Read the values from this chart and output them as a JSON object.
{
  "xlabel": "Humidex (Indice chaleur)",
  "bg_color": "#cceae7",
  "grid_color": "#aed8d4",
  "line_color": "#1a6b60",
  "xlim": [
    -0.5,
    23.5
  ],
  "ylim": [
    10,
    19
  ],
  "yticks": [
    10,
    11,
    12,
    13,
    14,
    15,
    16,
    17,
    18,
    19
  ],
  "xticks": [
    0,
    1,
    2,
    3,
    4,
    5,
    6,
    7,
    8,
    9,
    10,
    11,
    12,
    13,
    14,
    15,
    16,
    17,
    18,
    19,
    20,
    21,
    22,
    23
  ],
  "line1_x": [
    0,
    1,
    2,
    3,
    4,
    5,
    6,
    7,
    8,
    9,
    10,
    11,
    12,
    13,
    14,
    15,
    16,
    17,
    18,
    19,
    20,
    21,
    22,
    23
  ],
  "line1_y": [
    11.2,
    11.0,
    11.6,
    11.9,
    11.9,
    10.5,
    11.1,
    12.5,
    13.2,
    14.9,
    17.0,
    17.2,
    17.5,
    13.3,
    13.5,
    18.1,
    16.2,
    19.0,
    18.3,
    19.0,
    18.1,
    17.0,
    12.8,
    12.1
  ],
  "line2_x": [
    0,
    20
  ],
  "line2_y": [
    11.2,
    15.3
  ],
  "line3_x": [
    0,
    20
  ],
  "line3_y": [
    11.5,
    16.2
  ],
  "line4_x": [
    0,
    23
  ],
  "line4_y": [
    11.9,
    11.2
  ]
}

= = = = =

▸ **TASK DETAILS**: Copy out all of the records above with nothing altered.

▸ **TASK SOLUTION**:
Read the values from this chart and output them as a JSON object.
{
  "xlabel": "Humidex (Indice chaleur)",
  "bg_color": "#cceae7",
  "grid_color": "#aed8d4",
  "line_color": "#1a6b60",
  "xlim": [
    -0.5,
    23.5
  ],
  "ylim": [
    10,
    19
  ],
  "yticks": [
    10,
    11,
    12,
    13,
    14,
    15,
    16,
    17,
    18,
    19
  ],
  "xticks": [
    0,
    1,
    2,
    3,
    4,
    5,
    6,
    7,
    8,
    9,
    10,
    11,
    12,
    13,
    14,
    15,
    16,
    17,
    18,
    19,
    20,
    21,
    22,
    23
  ],
  "line1_x": [
    0,
    1,
    2,
    3,
    4,
    5,
    6,
    7,
    8,
    9,
    10,
    11,
    12,
    13,
    14,
    15,
    16,
    17,
    18,
    19,
    20,
    21,
    22,
    23
  ],
  "line1_y": [
    11.2,
    11.0,
    11.6,
    11.9,
    11.9,
    10.5,
    11.1,
    12.5,
    13.2,
    14.9,
    17.0,
    17.2,
    17.5,
    13.3,
    13.5,
    18.1,
    16.2,
    19.0,
    18.3,
    19.0,
    18.1,
    17.0,
    12.8,
    12.1
  ],
  "line2_x": [
    0,
    20
  ],
  "line2_y": [
    11.2,
    15.3
  ],
  "line3_x": [
    0,
    20
  ],
  "line3_y": [
    11.5,
    16.2
  ],
  "line4_x": [
    0,
    23
  ],
  "line4_y": [
    11.9,
    11.2
  ]
}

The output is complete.